What to produce: Return the entries verbatim and drop every picture.

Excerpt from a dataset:
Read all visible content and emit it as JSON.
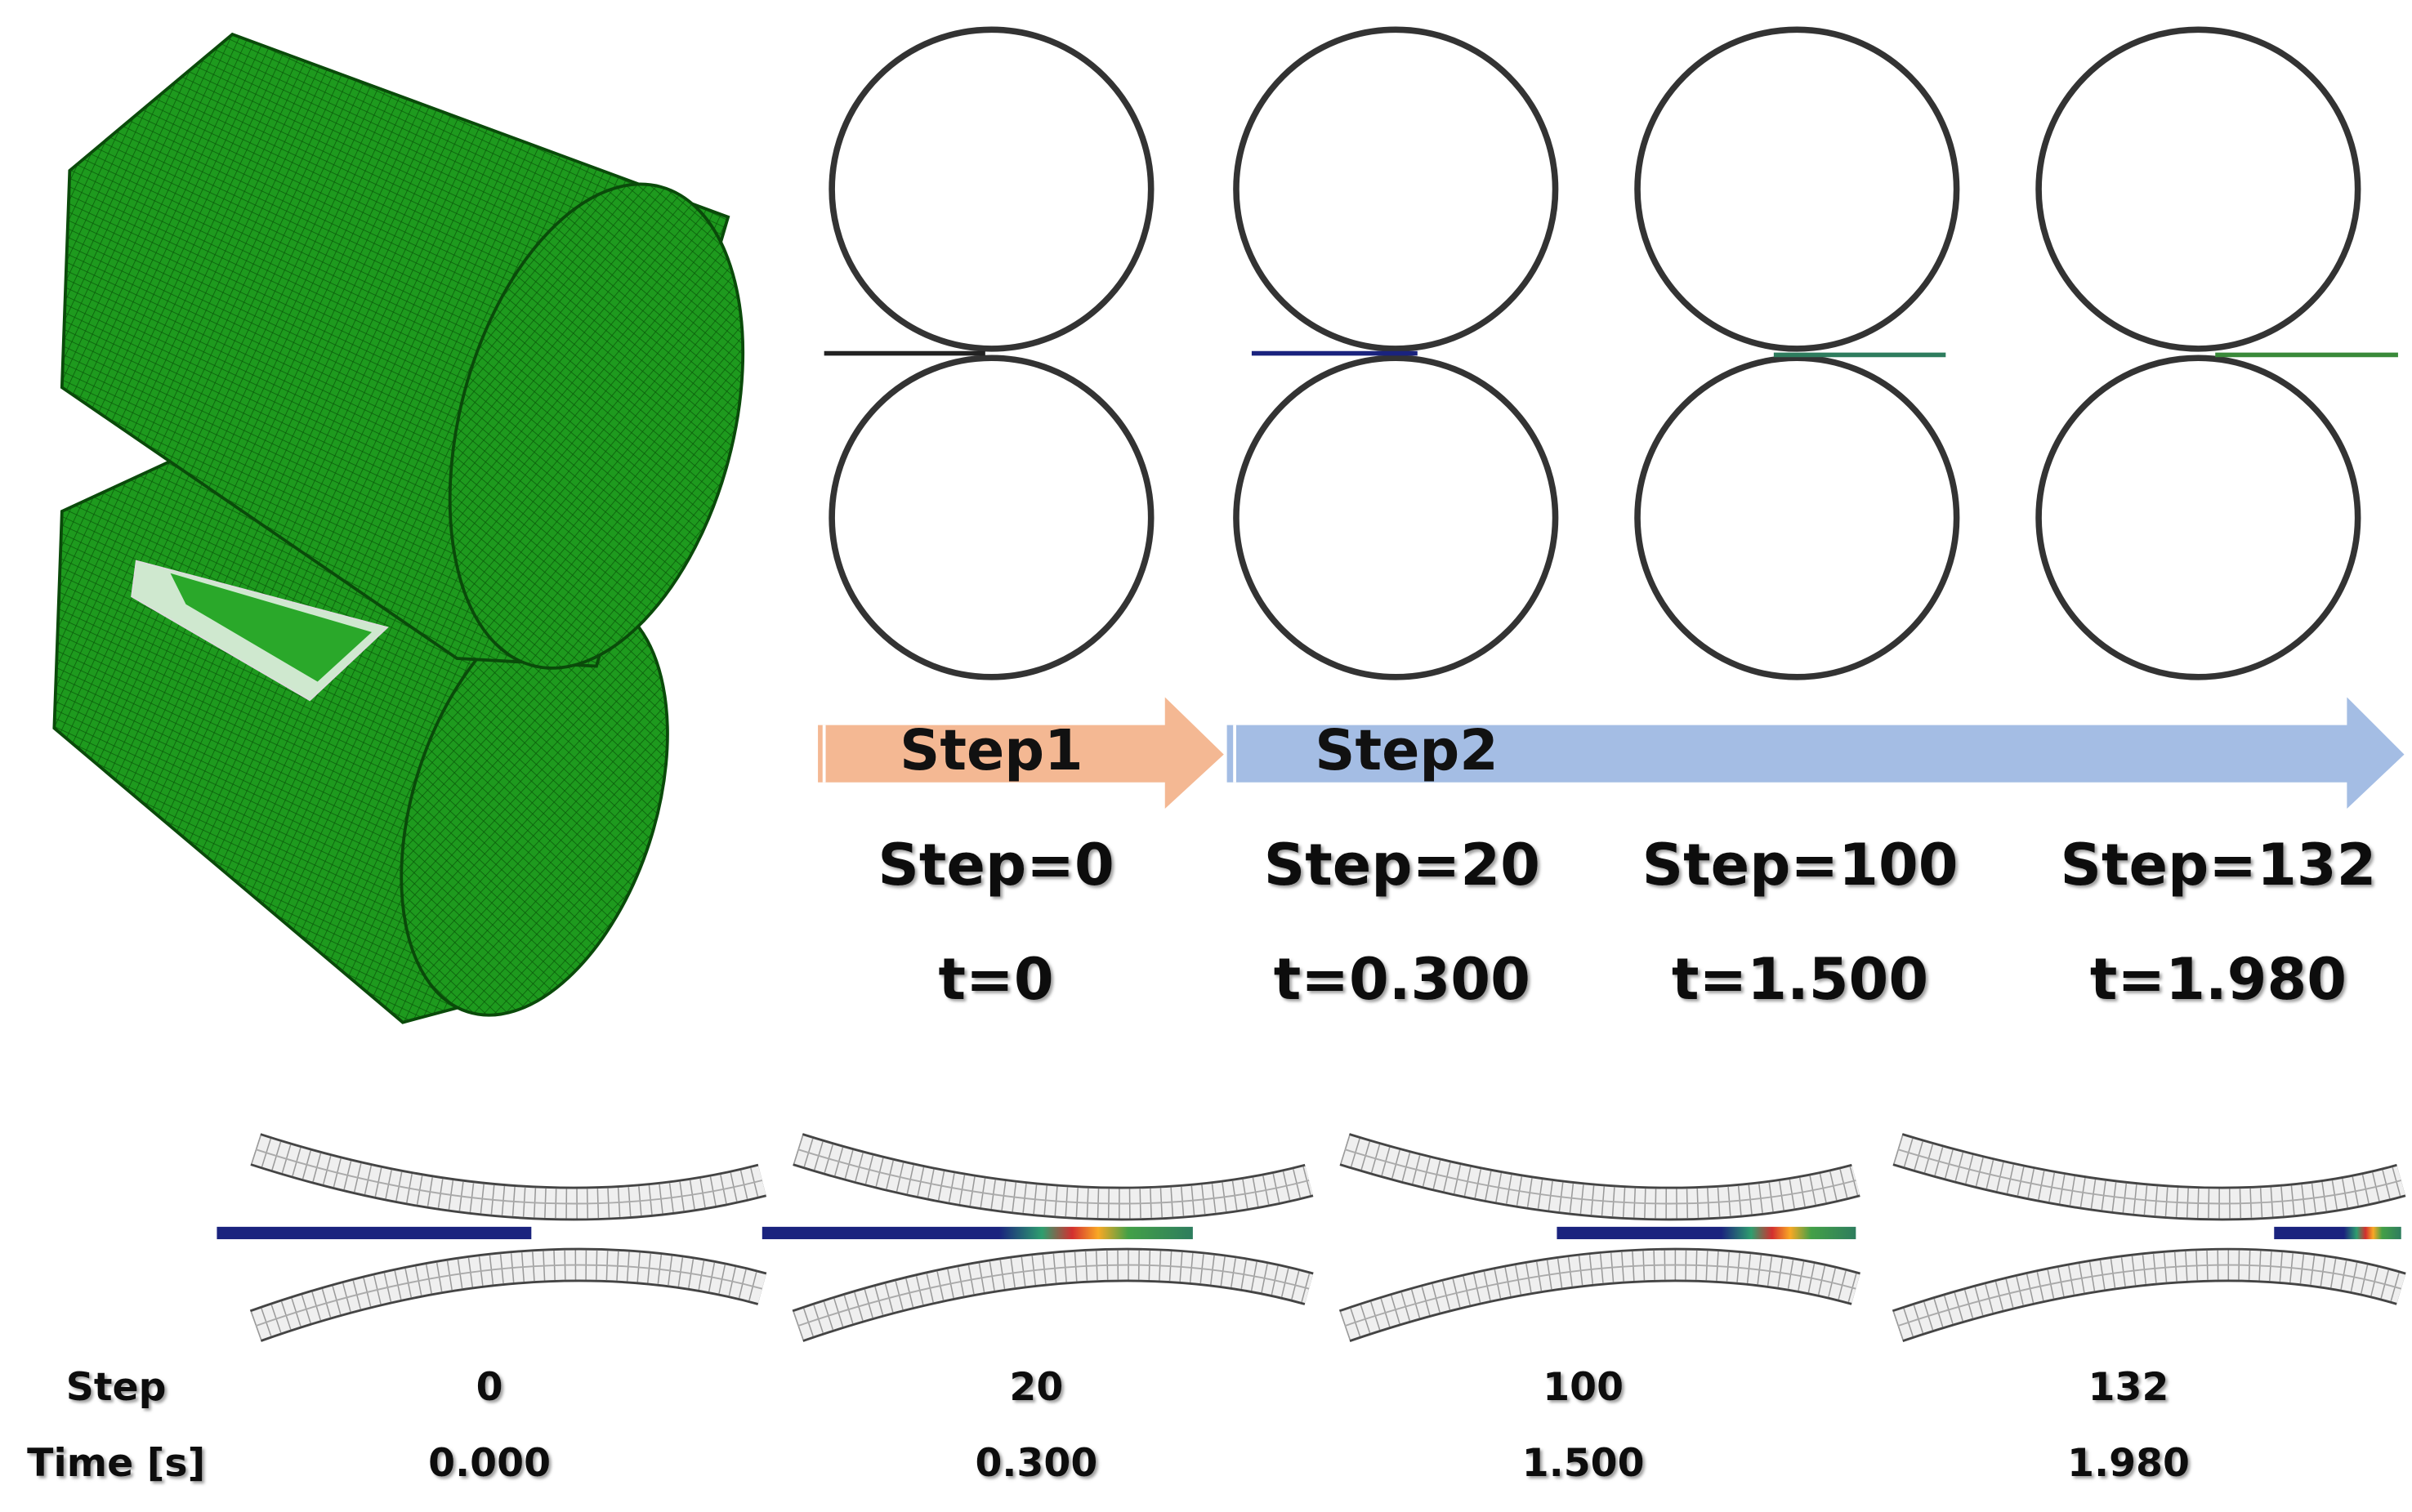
{
  "phases": [
    "Step1",
    "Step2"
  ],
  "snapshots": [
    {
      "step": "Step=0",
      "time": "t=0"
    },
    {
      "step": "Step=20",
      "time": "t=0.300"
    },
    {
      "step": "Step=100",
      "time": "t=1.500"
    },
    {
      "step": "Step=132",
      "time": "t=1.980"
    }
  ],
  "table": {
    "row_headers": [
      "Step",
      "Time [s]"
    ],
    "steps": [
      "0",
      "20",
      "100",
      "132"
    ],
    "times": [
      "0.000",
      "0.300",
      "1.500",
      "1.980"
    ]
  }
}
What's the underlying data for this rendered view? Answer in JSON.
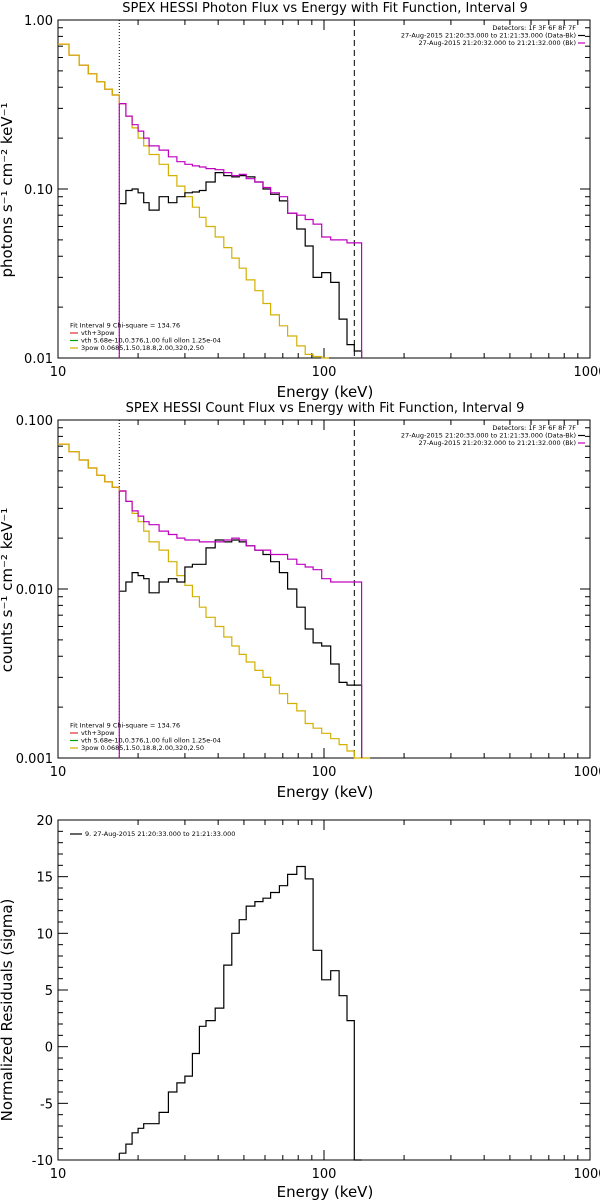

Exercise result:
Read all visible content and emit it as JSON.
{
  "phases": [
    "Step1",
    "Step2"
  ],
  "snapshots": [
    {
      "step": "Step=0",
      "time": "t=0"
    },
    {
      "step": "Step=20",
      "time": "t=0.300"
    },
    {
      "step": "Step=100",
      "time": "t=1.500"
    },
    {
      "step": "Step=132",
      "time": "t=1.980"
    }
  ],
  "table": {
    "row_headers": [
      "Step",
      "Time [s]"
    ],
    "steps": [
      "0",
      "20",
      "100",
      "132"
    ],
    "times": [
      "0.000",
      "0.300",
      "1.500",
      "1.980"
    ]
  }
}
What's the underlying data for this rendered view? Answer in JSON.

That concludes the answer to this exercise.